Format the rows below as a JSON list of strings with one string per line and no blank lines. Start at the line that contains "value-2011[interactable]: 0: [566, 500, 647, 521]" and end after the line that contains "value-2011[interactable]: -19,900,000: [566, 100, 647, 121]".

(Listings of boxed layout items)

— begin —

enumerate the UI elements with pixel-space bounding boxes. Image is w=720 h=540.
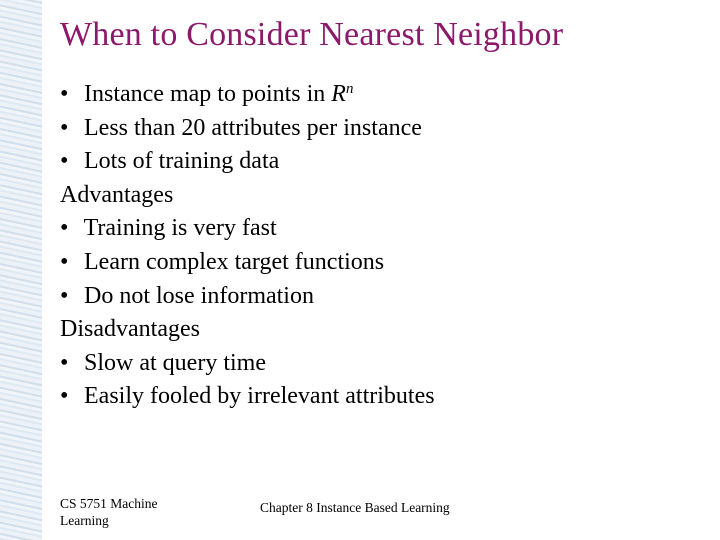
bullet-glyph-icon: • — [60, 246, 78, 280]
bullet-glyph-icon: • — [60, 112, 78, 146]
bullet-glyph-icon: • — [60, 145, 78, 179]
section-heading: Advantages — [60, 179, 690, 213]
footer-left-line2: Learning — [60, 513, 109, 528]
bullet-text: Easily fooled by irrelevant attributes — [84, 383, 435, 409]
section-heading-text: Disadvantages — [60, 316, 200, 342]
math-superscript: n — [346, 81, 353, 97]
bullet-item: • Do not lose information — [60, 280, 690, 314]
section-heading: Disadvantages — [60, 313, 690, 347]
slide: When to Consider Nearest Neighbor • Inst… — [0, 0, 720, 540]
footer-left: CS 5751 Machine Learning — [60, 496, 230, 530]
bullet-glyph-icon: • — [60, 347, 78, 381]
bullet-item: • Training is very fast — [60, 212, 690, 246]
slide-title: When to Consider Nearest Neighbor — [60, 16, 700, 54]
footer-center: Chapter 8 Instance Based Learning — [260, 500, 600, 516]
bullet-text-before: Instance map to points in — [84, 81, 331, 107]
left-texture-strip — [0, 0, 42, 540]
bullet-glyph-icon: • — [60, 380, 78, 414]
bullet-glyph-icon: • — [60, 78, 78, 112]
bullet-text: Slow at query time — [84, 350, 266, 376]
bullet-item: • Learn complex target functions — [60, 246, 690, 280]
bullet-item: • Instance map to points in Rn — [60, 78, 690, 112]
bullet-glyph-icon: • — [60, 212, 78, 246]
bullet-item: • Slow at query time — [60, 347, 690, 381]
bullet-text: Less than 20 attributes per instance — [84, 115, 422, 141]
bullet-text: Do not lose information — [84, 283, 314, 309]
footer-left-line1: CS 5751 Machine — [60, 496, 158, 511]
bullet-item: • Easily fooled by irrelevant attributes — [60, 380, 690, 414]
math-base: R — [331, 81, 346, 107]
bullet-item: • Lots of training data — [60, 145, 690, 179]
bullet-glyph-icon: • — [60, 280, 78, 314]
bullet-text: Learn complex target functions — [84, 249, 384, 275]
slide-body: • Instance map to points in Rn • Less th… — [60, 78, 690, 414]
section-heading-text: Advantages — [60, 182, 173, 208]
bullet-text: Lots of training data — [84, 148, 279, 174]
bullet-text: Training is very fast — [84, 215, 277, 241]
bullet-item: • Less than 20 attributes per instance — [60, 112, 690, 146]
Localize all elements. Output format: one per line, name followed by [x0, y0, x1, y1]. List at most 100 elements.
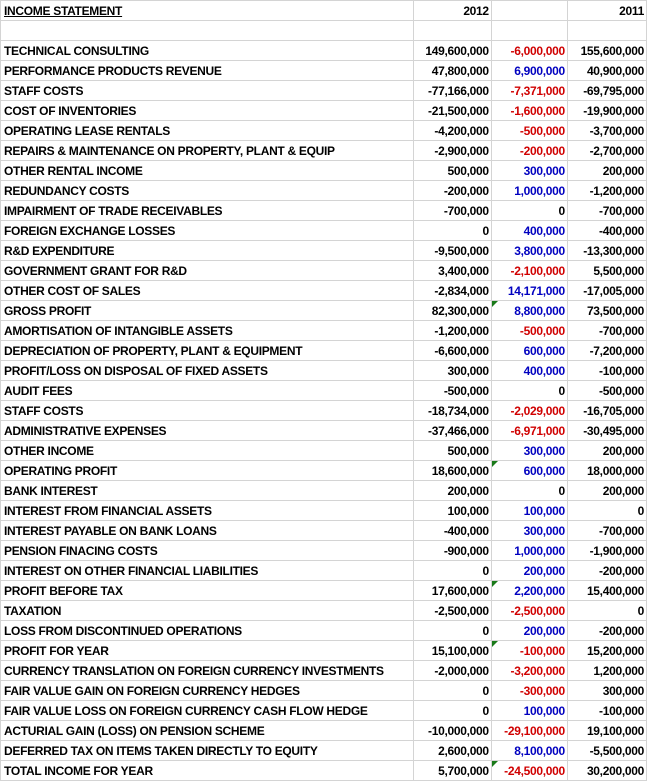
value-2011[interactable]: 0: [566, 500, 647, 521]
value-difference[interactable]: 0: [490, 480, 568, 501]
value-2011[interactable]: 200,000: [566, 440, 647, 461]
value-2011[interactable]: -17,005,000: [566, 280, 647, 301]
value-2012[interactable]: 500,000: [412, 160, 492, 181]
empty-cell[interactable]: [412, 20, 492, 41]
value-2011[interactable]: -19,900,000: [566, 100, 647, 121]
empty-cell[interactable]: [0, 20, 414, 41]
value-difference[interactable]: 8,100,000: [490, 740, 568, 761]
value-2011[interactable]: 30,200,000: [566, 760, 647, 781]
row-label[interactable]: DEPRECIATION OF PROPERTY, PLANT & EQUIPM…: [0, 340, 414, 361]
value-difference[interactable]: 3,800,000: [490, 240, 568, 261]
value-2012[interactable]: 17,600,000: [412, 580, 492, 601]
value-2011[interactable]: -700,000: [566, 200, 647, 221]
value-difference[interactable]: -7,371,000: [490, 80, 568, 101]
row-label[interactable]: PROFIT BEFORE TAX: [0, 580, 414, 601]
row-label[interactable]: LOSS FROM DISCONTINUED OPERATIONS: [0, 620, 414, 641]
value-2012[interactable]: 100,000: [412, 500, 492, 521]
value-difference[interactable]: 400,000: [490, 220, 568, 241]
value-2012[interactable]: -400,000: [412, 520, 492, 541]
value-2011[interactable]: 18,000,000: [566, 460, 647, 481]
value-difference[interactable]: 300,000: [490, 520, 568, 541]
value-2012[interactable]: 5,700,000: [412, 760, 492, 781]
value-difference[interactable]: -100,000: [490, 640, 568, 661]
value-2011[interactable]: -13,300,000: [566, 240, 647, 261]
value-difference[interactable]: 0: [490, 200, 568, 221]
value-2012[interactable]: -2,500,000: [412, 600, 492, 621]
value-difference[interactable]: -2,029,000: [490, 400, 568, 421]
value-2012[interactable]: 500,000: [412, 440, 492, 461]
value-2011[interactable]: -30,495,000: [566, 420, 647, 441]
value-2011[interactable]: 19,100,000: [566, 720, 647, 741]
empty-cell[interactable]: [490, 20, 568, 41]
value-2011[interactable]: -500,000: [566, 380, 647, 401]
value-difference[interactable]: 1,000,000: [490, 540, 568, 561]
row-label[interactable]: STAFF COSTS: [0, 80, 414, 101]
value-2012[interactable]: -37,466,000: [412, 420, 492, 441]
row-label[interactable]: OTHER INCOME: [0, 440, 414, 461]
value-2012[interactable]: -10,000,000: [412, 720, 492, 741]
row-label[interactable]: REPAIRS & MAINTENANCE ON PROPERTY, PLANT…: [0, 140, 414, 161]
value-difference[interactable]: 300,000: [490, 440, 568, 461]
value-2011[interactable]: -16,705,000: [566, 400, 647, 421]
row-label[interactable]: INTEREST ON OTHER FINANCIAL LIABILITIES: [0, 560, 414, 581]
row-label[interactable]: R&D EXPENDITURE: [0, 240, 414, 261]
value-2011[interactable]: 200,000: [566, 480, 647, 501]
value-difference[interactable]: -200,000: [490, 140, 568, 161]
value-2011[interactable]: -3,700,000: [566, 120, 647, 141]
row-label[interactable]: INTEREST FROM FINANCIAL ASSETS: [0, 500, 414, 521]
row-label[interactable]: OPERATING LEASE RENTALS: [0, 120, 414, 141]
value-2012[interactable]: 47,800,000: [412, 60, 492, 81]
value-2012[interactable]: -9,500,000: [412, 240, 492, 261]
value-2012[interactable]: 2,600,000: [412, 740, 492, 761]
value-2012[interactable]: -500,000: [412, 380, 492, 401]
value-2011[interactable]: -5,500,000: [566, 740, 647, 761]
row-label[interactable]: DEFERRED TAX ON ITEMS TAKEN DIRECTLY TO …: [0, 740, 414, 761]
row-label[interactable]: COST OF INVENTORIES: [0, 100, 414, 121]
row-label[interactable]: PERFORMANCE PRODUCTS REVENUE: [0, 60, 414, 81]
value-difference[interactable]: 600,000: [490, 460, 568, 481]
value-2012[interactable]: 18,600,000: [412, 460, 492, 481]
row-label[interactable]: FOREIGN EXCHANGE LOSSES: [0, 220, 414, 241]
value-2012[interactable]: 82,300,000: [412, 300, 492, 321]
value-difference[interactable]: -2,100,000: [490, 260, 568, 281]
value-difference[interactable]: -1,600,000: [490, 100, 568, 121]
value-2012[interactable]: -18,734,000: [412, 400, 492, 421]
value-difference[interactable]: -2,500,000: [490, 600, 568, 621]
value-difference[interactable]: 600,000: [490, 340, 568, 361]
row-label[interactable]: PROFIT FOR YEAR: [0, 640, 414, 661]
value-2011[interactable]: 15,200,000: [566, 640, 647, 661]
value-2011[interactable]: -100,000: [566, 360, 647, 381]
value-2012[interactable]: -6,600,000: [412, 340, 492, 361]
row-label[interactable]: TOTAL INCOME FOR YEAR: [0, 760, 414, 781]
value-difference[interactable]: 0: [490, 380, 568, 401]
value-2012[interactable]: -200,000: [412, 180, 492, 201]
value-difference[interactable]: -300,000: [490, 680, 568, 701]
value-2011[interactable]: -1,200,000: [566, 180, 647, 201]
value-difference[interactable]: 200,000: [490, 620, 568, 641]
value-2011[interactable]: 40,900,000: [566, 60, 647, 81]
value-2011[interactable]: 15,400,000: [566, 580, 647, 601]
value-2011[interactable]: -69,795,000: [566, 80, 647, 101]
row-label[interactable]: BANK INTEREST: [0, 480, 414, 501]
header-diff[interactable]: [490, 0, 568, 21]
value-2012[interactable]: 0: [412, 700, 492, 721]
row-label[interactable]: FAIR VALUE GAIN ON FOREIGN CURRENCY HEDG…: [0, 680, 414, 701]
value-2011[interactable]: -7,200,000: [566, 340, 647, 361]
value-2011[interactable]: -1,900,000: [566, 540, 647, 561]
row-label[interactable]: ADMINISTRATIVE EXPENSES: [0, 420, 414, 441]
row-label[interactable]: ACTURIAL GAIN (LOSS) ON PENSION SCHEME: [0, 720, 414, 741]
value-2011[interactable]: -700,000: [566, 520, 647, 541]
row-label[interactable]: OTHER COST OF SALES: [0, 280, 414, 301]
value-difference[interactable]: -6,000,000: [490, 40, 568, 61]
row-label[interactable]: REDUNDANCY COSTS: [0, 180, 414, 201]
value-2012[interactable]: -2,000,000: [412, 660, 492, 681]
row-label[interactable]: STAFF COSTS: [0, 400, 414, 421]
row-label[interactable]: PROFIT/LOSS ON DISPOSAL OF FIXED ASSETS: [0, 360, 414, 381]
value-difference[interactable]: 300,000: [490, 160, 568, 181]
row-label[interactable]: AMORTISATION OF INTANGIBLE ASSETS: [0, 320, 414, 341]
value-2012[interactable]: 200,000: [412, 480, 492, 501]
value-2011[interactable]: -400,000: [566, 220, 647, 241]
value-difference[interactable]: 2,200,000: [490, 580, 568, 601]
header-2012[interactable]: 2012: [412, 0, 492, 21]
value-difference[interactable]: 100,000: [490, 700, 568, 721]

— end —

§ Written reply:
[
  "value-2011[interactable]: 0: [566, 500, 647, 521]",
  "value-difference[interactable]: 0: [490, 480, 568, 501]",
  "value-2011[interactable]: 200,000: [566, 440, 647, 461]",
  "value-2011[interactable]: -17,005,000: [566, 280, 647, 301]",
  "value-2012[interactable]: 500,000: [412, 160, 492, 181]",
  "empty-cell[interactable]: [412, 20, 492, 41]",
  "value-2011[interactable]: -19,900,000: [566, 100, 647, 121]"
]